### What is asked
Reproduce the data below in full and exclude every picture.

▶

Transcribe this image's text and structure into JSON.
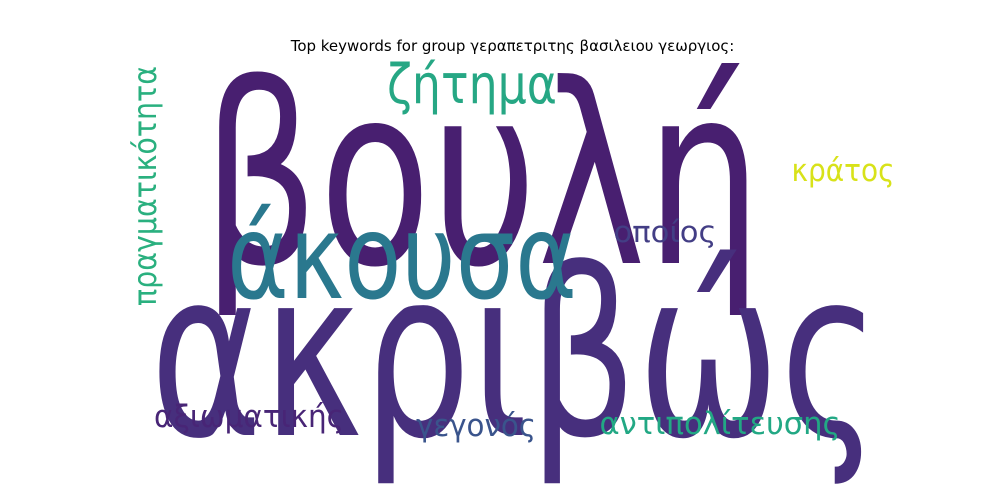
{
  "title": "Top keywords for group γεραπετριτης βασιλειου γεωργιος:",
  "words": [
    {
      "text": "βουλή",
      "color": "#481f70"
    },
    {
      "text": "ακριβώς",
      "color": "#472f7d"
    },
    {
      "text": "άκουσα",
      "color": "#2a788e"
    },
    {
      "text": "ζήτημα",
      "color": "#26a784"
    },
    {
      "text": "πραγματικότητα",
      "color": "#2ab07f"
    },
    {
      "text": "κράτος",
      "color": "#d8e219"
    },
    {
      "text": "οποίος",
      "color": "#433e85"
    },
    {
      "text": "αξιωματικής",
      "color": "#482576"
    },
    {
      "text": "γεγονός",
      "color": "#3a548c"
    },
    {
      "text": "αντιπολίτευσης",
      "color": "#22a884"
    }
  ]
}
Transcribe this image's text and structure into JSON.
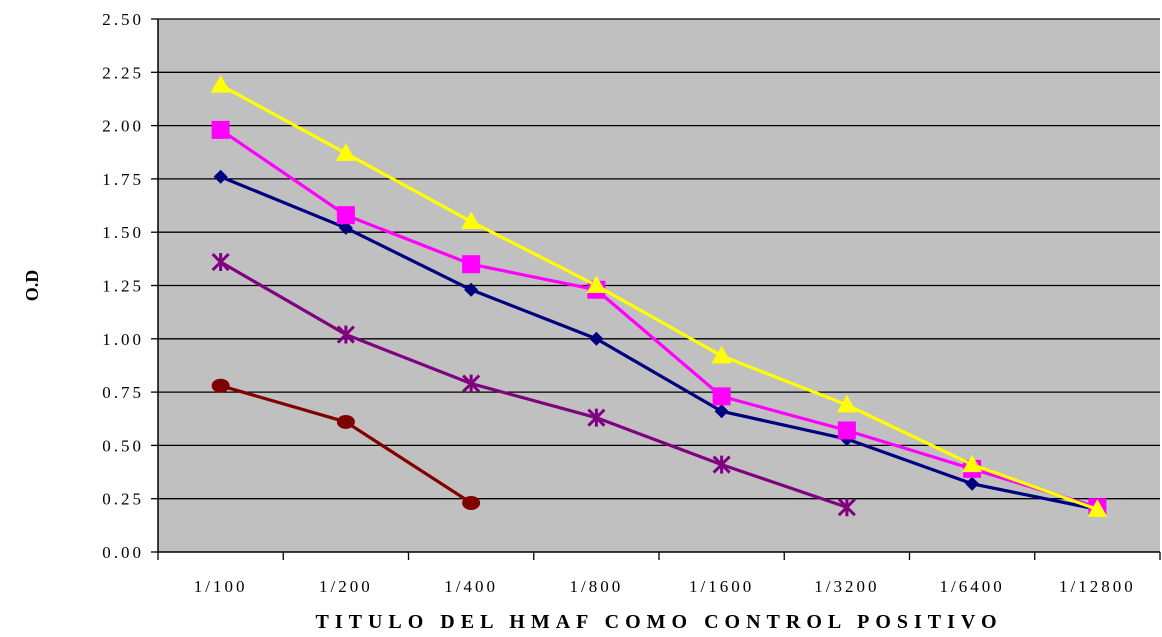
{
  "colors": {
    "plot_background": "#c0c0c0",
    "gridline": "#000000",
    "page_background": "#ffffff"
  },
  "chart_data": {
    "type": "line",
    "title": "",
    "xlabel": "TITULO DEL HMAF COMO CONTROL POSITIVO",
    "ylabel": "O.D",
    "categories": [
      "1/100",
      "1/200",
      "1/400",
      "1/800",
      "1/1600",
      "1/3200",
      "1/6400",
      "1/12800"
    ],
    "ylim": [
      0,
      2.5
    ],
    "yticks": [
      "0.00",
      "0.25",
      "0.50",
      "0.75",
      "1.00",
      "1.25",
      "1.50",
      "1.75",
      "2.00",
      "2.25",
      "2.50"
    ],
    "grid": true,
    "legend": "none",
    "series": [
      {
        "color": "#000080",
        "marker": "diamond",
        "values": [
          1.76,
          1.52,
          1.23,
          1.0,
          0.66,
          0.53,
          0.32,
          0.2
        ]
      },
      {
        "color": "#ff00ff",
        "marker": "square",
        "values": [
          1.98,
          1.58,
          1.35,
          1.23,
          0.73,
          0.57,
          0.39,
          0.21
        ]
      },
      {
        "color": "#ffff00",
        "marker": "triangle",
        "values": [
          2.19,
          1.87,
          1.55,
          1.25,
          0.92,
          0.69,
          0.41,
          0.2
        ]
      },
      {
        "color": "#800080",
        "marker": "asterisk",
        "values": [
          1.36,
          1.02,
          0.79,
          0.63,
          0.41,
          0.21,
          null,
          null
        ]
      },
      {
        "color": "#800000",
        "marker": "circle",
        "values": [
          0.78,
          0.61,
          0.23,
          null,
          null,
          null,
          null,
          null
        ]
      }
    ]
  }
}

◀

### Complete answer
Transcribe this image's text and structure into JSON.
{
  "title": "Top keywords for group γεραπετριτης βασιλειου γεωργιος:",
  "words": [
    {
      "text": "βουλή",
      "color": "#481f70"
    },
    {
      "text": "ακριβώς",
      "color": "#472f7d"
    },
    {
      "text": "άκουσα",
      "color": "#2a788e"
    },
    {
      "text": "ζήτημα",
      "color": "#26a784"
    },
    {
      "text": "πραγματικότητα",
      "color": "#2ab07f"
    },
    {
      "text": "κράτος",
      "color": "#d8e219"
    },
    {
      "text": "οποίος",
      "color": "#433e85"
    },
    {
      "text": "αξιωματικής",
      "color": "#482576"
    },
    {
      "text": "γεγονός",
      "color": "#3a548c"
    },
    {
      "text": "αντιπολίτευσης",
      "color": "#22a884"
    }
  ]
}
Transcribe this image's text and structure into JSON.
{
  "colors": {
    "plot_background": "#c0c0c0",
    "gridline": "#000000",
    "page_background": "#ffffff"
  },
  "chart_data": {
    "type": "line",
    "title": "",
    "xlabel": "TITULO DEL HMAF COMO CONTROL POSITIVO",
    "ylabel": "O.D",
    "categories": [
      "1/100",
      "1/200",
      "1/400",
      "1/800",
      "1/1600",
      "1/3200",
      "1/6400",
      "1/12800"
    ],
    "ylim": [
      0,
      2.5
    ],
    "yticks": [
      "0.00",
      "0.25",
      "0.50",
      "0.75",
      "1.00",
      "1.25",
      "1.50",
      "1.75",
      "2.00",
      "2.25",
      "2.50"
    ],
    "grid": true,
    "legend": "none",
    "series": [
      {
        "color": "#000080",
        "marker": "diamond",
        "values": [
          1.76,
          1.52,
          1.23,
          1.0,
          0.66,
          0.53,
          0.32,
          0.2
        ]
      },
      {
        "color": "#ff00ff",
        "marker": "square",
        "values": [
          1.98,
          1.58,
          1.35,
          1.23,
          0.73,
          0.57,
          0.39,
          0.21
        ]
      },
      {
        "color": "#ffff00",
        "marker": "triangle",
        "values": [
          2.19,
          1.87,
          1.55,
          1.25,
          0.92,
          0.69,
          0.41,
          0.2
        ]
      },
      {
        "color": "#800080",
        "marker": "asterisk",
        "values": [
          1.36,
          1.02,
          0.79,
          0.63,
          0.41,
          0.21,
          null,
          null
        ]
      },
      {
        "color": "#800000",
        "marker": "circle",
        "values": [
          0.78,
          0.61,
          0.23,
          null,
          null,
          null,
          null,
          null
        ]
      }
    ]
  }
}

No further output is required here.